§ Aim of the exercise:
Reproduce the records below in full and word for word, excluding pictures.

§ Entries supplied:
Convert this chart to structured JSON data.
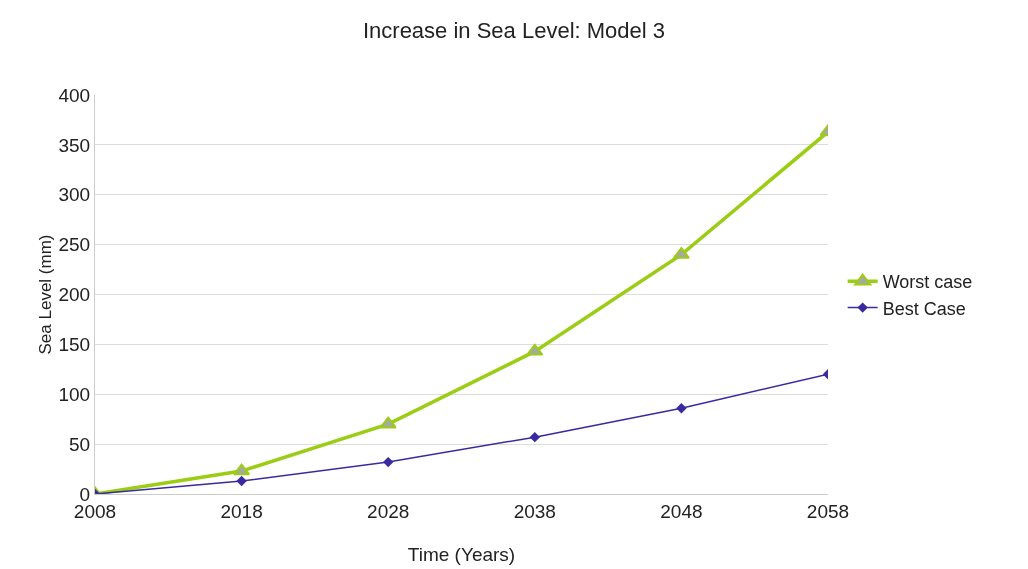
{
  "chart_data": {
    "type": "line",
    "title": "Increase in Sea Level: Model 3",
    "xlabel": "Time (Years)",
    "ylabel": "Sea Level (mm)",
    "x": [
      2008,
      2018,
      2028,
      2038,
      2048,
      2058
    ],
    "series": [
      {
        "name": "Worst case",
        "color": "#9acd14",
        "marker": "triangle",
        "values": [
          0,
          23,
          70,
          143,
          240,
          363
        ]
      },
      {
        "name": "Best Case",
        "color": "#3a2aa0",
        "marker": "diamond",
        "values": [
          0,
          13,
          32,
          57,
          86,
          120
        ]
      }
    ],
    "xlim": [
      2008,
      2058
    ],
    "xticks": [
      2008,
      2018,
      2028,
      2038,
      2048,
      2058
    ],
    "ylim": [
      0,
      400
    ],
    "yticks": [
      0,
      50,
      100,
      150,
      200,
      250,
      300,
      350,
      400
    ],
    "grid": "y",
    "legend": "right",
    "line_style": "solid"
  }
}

§ Solution to this task:
Convert this chart to structured JSON data.
{
  "chart_data": {
    "type": "line",
    "title": "Increase in Sea Level: Model 3",
    "xlabel": "Time (Years)",
    "ylabel": "Sea Level (mm)",
    "x": [
      2008,
      2018,
      2028,
      2038,
      2048,
      2058
    ],
    "series": [
      {
        "name": "Worst case",
        "color": "#9acd14",
        "marker": "triangle",
        "values": [
          0,
          23,
          70,
          143,
          240,
          363
        ]
      },
      {
        "name": "Best Case",
        "color": "#3a2aa0",
        "marker": "diamond",
        "values": [
          0,
          13,
          32,
          57,
          86,
          120
        ]
      }
    ],
    "xlim": [
      2008,
      2058
    ],
    "xticks": [
      2008,
      2018,
      2028,
      2038,
      2048,
      2058
    ],
    "ylim": [
      0,
      400
    ],
    "yticks": [
      0,
      50,
      100,
      150,
      200,
      250,
      300,
      350,
      400
    ],
    "grid": "y",
    "legend": "right",
    "line_style": "solid"
  }
}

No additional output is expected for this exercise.